§ **GIVEN REQUEST**:
In the data below, locate each line with the word "this" and list it.
[start of MATERIAL SUPPLIED]
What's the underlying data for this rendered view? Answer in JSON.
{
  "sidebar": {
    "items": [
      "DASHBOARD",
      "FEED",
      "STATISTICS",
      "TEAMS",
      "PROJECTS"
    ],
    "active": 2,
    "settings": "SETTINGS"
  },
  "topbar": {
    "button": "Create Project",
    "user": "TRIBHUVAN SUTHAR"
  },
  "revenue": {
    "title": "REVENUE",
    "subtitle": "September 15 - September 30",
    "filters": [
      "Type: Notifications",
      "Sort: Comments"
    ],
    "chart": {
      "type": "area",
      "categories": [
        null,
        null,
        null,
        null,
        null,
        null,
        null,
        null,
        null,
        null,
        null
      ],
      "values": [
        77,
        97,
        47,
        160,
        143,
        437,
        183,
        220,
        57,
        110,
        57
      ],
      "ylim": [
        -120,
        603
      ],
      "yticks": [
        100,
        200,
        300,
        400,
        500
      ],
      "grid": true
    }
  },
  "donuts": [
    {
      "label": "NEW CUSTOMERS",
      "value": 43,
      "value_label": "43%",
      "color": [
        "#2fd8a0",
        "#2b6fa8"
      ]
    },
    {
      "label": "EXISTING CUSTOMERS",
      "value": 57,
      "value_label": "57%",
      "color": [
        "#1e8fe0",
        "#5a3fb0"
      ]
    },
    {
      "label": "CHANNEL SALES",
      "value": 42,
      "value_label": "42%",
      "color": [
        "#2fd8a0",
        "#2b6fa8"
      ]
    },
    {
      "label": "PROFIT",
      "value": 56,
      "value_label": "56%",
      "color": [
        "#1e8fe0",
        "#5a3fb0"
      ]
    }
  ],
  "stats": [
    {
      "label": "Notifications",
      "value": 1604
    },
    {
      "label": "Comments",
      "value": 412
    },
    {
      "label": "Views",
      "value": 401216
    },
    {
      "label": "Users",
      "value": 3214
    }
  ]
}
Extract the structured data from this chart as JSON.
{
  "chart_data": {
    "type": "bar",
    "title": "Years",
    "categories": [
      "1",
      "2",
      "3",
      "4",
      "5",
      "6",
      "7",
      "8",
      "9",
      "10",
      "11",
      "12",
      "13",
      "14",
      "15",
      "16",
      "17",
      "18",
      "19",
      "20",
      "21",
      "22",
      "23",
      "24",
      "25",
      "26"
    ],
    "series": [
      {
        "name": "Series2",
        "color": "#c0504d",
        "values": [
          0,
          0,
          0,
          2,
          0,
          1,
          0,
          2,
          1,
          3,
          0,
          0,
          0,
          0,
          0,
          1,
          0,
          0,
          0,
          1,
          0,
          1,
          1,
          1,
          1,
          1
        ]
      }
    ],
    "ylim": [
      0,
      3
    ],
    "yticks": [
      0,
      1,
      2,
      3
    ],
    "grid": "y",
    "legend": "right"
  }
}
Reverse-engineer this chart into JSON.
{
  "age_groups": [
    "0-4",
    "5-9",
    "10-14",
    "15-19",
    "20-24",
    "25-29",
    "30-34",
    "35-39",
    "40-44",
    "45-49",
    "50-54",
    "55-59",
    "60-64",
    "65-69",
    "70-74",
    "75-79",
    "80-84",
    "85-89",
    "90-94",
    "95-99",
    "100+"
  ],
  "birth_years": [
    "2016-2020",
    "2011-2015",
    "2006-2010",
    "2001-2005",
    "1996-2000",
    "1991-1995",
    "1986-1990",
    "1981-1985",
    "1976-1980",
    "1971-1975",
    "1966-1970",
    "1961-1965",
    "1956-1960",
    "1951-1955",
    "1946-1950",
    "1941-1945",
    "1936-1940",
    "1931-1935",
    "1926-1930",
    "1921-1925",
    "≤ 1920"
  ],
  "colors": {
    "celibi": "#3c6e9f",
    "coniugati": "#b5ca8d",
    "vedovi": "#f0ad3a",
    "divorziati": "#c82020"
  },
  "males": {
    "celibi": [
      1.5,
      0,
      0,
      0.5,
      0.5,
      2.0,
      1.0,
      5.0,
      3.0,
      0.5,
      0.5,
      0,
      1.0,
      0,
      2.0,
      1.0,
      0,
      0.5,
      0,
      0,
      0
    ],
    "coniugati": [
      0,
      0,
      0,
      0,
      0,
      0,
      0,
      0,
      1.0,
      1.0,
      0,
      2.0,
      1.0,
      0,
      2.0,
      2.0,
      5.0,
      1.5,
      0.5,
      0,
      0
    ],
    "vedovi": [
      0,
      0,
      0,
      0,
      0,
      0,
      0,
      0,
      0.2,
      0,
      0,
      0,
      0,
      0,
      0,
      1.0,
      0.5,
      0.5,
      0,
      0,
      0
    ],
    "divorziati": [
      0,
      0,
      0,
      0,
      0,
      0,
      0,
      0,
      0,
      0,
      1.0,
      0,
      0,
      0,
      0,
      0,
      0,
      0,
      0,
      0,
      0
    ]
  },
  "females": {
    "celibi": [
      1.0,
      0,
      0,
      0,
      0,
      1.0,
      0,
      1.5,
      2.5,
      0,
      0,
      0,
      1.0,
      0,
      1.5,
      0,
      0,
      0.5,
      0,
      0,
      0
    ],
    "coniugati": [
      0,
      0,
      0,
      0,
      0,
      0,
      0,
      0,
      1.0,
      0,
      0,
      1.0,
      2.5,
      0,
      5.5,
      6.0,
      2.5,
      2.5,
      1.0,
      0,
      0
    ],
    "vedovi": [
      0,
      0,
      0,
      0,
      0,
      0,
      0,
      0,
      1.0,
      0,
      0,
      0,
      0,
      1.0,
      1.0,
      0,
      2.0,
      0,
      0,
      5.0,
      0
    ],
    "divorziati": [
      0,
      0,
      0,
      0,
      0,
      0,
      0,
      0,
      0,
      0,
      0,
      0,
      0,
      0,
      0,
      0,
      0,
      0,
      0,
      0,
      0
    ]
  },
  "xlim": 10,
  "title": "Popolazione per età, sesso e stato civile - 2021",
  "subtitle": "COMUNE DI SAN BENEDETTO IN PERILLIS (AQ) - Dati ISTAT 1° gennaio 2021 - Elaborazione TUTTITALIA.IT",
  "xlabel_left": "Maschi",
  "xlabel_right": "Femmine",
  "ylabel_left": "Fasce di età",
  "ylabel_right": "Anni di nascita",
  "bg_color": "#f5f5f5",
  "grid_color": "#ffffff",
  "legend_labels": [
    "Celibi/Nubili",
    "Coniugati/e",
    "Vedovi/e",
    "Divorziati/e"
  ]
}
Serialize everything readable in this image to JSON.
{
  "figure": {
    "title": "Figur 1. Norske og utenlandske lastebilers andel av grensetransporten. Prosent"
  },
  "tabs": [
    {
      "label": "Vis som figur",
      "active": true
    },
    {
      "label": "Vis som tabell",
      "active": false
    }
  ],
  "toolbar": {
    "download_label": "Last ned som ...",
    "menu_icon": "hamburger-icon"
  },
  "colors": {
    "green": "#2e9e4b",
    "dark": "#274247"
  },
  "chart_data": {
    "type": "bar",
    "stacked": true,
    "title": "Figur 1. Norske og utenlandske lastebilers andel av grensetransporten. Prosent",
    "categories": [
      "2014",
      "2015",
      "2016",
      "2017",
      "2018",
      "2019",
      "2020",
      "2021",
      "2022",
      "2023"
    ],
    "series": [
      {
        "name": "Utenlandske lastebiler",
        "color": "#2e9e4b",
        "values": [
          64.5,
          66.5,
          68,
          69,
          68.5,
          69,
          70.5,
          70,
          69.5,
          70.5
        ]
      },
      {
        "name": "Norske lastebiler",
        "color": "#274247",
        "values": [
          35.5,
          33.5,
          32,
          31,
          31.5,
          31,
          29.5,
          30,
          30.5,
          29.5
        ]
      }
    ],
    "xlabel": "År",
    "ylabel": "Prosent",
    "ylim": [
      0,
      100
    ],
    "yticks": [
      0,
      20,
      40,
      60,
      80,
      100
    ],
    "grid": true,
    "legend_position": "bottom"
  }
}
[end of MATERIAL SUPPLIED]
§ **OUTPUT**:
What's the underlying data for this rendered view? Answer in JSON.
Extract the structured data from this chart as JSON.
Reverse-engineer this chart into JSON.
Serialize everything readable in this image to JSON.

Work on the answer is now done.